[WHAT YOU HAVE TO DO]
Read the records below. Copy each line where the string "中国中西医结合耳鼻咽喉科杂志" occurs.

***** ENTRIES PROVIDED

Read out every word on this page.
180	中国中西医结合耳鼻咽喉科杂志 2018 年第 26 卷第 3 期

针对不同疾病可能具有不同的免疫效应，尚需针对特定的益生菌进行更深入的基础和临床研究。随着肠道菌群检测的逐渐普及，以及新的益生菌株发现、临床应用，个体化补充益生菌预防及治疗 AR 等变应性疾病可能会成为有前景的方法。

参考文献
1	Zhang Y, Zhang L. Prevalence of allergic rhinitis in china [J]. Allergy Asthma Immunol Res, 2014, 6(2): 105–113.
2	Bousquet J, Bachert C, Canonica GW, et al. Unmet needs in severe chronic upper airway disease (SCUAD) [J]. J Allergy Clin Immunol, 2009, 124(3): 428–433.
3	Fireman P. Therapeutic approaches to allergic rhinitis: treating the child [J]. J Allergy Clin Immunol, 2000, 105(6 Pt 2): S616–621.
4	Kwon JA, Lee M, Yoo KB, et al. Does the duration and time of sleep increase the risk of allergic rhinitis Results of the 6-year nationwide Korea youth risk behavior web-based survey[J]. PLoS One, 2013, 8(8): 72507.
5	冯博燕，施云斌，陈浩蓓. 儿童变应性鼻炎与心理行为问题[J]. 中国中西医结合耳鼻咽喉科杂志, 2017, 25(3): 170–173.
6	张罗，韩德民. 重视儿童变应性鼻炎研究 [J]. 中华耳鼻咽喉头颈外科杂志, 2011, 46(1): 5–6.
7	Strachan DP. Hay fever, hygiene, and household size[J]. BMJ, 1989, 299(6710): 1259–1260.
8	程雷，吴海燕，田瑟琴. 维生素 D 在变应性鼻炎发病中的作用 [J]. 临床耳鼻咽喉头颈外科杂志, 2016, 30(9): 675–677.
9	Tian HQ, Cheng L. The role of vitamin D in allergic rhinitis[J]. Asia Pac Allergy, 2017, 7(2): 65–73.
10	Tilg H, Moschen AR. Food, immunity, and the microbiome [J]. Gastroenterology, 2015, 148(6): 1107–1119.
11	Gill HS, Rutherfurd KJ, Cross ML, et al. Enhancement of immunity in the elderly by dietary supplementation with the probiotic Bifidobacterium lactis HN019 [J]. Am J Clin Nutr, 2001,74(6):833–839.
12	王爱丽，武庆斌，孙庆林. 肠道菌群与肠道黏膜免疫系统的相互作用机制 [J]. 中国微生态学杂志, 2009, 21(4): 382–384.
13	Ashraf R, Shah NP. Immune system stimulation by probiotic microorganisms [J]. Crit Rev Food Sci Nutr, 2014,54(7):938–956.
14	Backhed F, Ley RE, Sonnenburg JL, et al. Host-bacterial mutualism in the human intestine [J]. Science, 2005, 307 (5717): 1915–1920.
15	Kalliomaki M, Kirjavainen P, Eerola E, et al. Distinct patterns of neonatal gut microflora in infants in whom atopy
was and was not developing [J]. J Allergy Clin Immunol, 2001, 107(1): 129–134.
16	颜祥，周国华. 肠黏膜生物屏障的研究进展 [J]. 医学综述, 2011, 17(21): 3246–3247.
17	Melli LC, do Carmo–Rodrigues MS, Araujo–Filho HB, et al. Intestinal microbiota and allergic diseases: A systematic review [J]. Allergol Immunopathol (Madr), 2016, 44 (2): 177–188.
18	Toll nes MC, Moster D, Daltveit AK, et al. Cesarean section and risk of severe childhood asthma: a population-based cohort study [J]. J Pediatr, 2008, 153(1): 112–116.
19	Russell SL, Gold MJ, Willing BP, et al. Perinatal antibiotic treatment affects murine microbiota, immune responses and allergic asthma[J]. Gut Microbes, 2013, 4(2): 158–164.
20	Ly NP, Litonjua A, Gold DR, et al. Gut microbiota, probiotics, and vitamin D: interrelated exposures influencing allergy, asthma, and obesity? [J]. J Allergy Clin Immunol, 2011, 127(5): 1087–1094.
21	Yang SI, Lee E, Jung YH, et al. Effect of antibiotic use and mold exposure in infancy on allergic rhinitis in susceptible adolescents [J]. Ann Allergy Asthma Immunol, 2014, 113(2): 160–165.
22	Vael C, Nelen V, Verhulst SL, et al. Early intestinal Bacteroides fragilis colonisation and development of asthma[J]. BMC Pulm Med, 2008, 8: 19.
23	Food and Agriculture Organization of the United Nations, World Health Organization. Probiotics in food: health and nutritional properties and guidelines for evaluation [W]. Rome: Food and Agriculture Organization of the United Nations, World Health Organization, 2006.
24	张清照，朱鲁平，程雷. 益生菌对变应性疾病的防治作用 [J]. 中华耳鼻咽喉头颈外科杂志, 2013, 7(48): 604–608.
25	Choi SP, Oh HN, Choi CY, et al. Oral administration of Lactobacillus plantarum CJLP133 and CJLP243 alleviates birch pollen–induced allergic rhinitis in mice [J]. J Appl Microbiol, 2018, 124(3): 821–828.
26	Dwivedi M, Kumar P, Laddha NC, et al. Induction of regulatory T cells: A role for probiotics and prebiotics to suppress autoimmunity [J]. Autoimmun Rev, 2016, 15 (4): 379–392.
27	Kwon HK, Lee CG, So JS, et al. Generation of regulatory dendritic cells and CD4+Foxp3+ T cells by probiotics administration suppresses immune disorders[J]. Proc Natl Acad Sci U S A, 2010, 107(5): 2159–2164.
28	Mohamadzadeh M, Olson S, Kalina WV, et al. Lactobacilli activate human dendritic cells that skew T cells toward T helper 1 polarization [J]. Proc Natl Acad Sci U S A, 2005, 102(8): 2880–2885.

**********

[TASK RESULT]
180	中国中西医结合耳鼻咽喉科杂志 2018 年第 26 卷第 3 期
5	冯博燕，施云斌，陈浩蓓. 儿童变应性鼻炎与心理行为问题[J]. 中国中西医结合耳鼻咽喉科杂志, 2017, 25(3): 170–173.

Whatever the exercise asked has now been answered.